---------- Data shown

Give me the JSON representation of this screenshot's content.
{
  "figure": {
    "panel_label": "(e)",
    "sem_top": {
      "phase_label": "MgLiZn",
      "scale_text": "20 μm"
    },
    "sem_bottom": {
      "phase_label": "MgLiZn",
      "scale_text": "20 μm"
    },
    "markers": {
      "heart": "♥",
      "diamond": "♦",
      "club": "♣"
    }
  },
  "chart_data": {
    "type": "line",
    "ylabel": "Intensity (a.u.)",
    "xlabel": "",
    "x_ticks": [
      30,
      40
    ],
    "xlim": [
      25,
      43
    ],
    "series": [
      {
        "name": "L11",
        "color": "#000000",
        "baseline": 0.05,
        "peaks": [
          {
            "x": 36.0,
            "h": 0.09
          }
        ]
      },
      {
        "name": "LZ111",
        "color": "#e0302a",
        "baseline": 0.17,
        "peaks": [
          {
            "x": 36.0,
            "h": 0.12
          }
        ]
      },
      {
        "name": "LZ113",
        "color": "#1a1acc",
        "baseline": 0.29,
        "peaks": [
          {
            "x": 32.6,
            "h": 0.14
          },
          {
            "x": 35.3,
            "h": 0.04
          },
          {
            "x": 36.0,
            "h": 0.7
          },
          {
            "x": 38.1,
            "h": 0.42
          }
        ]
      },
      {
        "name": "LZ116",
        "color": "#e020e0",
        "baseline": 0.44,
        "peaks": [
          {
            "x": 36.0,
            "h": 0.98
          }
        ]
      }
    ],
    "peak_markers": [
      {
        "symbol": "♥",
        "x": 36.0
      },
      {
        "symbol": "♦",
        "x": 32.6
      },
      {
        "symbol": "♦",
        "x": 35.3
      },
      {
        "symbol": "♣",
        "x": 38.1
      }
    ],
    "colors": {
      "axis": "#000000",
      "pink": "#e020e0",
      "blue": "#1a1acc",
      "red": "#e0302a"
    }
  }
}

--------------------

Of the lines in the data, how many hold the string "baseline"? State the number, nothing else.

4